(Raw records)
= = =

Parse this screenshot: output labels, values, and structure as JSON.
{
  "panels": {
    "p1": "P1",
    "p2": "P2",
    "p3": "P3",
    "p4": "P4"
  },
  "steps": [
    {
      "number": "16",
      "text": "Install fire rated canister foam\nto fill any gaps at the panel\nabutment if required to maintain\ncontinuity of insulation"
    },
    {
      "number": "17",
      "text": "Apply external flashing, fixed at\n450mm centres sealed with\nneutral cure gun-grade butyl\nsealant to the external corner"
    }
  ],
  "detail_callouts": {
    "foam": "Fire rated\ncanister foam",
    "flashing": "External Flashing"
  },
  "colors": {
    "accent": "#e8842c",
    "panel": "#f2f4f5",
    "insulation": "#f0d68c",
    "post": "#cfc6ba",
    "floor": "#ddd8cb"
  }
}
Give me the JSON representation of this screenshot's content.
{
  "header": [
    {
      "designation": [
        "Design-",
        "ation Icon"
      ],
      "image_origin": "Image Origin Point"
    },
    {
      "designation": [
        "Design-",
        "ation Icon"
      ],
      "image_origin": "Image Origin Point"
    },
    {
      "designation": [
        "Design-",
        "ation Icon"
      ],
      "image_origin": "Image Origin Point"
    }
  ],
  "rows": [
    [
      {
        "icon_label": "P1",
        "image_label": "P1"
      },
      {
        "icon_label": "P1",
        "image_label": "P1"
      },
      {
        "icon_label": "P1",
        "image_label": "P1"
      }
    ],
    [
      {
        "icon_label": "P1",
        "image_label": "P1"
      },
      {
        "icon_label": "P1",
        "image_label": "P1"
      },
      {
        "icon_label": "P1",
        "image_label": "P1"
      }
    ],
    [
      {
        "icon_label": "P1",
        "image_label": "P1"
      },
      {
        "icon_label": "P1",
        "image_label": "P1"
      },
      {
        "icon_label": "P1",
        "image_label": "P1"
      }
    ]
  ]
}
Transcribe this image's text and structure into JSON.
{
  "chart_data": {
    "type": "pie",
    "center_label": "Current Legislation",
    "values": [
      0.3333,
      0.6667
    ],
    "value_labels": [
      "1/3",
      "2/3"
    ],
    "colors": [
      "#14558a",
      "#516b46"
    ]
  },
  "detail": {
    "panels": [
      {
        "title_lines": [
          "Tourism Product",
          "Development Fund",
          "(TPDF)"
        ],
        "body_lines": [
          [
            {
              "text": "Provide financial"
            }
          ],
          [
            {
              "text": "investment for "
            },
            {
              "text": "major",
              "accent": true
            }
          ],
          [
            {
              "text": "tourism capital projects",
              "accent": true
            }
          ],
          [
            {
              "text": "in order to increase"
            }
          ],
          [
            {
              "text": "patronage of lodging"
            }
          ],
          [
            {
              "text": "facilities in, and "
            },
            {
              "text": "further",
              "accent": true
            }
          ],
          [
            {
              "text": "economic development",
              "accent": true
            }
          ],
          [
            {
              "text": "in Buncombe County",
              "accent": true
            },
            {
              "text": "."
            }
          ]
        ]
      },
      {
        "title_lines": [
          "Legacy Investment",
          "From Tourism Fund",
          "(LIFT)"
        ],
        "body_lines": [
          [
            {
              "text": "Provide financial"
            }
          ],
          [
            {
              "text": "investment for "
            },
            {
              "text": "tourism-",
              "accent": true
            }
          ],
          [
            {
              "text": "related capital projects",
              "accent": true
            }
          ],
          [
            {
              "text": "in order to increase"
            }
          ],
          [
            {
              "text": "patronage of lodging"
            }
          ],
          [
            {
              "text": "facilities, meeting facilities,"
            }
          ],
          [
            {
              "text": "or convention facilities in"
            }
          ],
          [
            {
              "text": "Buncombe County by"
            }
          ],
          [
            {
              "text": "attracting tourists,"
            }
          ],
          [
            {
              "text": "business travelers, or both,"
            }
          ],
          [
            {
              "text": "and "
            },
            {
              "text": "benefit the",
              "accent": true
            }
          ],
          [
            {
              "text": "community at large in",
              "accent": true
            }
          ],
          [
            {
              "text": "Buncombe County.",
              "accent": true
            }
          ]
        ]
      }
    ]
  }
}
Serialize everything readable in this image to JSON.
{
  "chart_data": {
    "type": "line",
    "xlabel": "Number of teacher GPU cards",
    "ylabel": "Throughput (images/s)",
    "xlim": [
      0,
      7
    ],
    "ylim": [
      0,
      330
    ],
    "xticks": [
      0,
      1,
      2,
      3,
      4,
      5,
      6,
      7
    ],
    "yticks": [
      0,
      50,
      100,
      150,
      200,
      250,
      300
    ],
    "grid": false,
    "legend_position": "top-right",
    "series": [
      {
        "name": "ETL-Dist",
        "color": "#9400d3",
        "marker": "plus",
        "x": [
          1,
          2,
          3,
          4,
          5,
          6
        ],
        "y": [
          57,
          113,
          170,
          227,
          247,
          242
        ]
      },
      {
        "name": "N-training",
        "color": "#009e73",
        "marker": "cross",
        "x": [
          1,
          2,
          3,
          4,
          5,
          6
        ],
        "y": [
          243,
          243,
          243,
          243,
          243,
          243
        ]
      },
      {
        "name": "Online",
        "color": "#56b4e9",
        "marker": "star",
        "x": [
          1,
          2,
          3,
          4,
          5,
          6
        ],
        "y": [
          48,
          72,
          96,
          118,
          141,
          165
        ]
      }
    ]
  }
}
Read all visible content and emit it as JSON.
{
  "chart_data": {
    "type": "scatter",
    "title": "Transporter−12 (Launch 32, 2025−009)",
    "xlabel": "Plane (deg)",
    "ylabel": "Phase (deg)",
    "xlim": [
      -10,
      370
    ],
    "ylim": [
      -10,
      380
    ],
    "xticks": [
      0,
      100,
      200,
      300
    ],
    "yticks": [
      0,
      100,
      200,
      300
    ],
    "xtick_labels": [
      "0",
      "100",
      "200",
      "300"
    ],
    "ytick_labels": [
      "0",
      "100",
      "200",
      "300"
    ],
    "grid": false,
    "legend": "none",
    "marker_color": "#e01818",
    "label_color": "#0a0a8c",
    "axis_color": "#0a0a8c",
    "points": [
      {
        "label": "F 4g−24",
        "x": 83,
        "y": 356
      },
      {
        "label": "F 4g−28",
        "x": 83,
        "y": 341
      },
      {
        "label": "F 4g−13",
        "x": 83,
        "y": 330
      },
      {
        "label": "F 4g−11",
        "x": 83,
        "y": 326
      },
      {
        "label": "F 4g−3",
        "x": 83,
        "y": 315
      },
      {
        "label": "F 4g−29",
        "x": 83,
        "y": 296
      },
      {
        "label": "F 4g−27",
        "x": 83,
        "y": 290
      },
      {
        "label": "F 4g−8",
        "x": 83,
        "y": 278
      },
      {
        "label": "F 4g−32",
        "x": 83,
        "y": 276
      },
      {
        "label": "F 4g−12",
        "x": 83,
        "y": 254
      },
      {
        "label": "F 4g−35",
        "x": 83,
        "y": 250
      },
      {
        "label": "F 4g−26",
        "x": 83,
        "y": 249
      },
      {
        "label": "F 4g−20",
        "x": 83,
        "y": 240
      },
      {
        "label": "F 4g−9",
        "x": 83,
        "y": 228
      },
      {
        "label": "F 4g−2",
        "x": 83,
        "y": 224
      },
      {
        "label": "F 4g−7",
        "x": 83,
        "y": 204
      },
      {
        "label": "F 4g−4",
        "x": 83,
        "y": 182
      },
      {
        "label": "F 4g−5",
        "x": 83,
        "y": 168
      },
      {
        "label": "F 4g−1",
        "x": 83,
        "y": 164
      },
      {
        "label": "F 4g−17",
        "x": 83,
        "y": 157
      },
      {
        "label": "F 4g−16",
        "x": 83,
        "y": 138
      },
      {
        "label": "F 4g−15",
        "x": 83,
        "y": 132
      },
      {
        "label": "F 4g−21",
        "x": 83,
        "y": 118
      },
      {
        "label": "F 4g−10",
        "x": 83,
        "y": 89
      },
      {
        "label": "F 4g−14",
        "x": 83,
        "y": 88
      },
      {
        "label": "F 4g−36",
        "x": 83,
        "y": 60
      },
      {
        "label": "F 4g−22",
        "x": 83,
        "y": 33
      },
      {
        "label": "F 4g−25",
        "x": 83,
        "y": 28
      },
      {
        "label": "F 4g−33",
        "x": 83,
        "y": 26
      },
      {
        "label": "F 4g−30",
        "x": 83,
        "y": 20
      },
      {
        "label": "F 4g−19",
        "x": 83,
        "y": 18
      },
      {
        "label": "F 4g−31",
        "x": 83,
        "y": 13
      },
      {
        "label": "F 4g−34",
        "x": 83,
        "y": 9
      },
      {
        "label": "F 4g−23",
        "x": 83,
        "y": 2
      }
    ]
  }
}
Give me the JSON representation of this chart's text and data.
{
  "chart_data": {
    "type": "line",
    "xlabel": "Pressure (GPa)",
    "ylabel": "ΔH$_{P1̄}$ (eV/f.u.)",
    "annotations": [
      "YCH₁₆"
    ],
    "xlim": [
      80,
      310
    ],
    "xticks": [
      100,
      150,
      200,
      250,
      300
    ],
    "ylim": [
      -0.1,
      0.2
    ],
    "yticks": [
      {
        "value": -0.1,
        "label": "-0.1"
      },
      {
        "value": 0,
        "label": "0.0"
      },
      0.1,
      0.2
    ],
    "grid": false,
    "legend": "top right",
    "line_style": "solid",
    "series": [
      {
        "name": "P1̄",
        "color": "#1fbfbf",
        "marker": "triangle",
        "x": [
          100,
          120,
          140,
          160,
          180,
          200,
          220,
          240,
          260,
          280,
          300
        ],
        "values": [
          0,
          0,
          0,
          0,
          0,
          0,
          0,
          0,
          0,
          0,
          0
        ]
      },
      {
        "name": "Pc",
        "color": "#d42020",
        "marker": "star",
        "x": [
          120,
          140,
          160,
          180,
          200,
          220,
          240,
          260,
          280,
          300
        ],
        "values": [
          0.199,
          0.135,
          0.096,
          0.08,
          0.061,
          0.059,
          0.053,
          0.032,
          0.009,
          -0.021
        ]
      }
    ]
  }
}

= = =

> [DIRECTIONS]: Reproduce precisely the span of lines that begins at the line containing "Give me the JSON representation of this chart's" and ends with the last line of the listing.

> [COMPLETE OUTPUT]:
Give me the JSON representation of this chart's text and data.
{
  "chart_data": {
    "type": "line",
    "xlabel": "Pressure (GPa)",
    "ylabel": "ΔH$_{P1̄}$ (eV/f.u.)",
    "annotations": [
      "YCH₁₆"
    ],
    "xlim": [
      80,
      310
    ],
    "xticks": [
      100,
      150,
      200,
      250,
      300
    ],
    "ylim": [
      -0.1,
      0.2
    ],
    "yticks": [
      {
        "value": -0.1,
        "label": "-0.1"
      },
      {
        "value": 0,
        "label": "0.0"
      },
      0.1,
      0.2
    ],
    "grid": false,
    "legend": "top right",
    "line_style": "solid",
    "series": [
      {
        "name": "P1̄",
        "color": "#1fbfbf",
        "marker": "triangle",
        "x": [
          100,
          120,
          140,
          160,
          180,
          200,
          220,
          240,
          260,
          280,
          300
        ],
        "values": [
          0,
          0,
          0,
          0,
          0,
          0,
          0,
          0,
          0,
          0,
          0
        ]
      },
      {
        "name": "Pc",
        "color": "#d42020",
        "marker": "star",
        "x": [
          120,
          140,
          160,
          180,
          200,
          220,
          240,
          260,
          280,
          300
        ],
        "values": [
          0.199,
          0.135,
          0.096,
          0.08,
          0.061,
          0.059,
          0.053,
          0.032,
          0.009,
          -0.021
        ]
      }
    ]
  }
}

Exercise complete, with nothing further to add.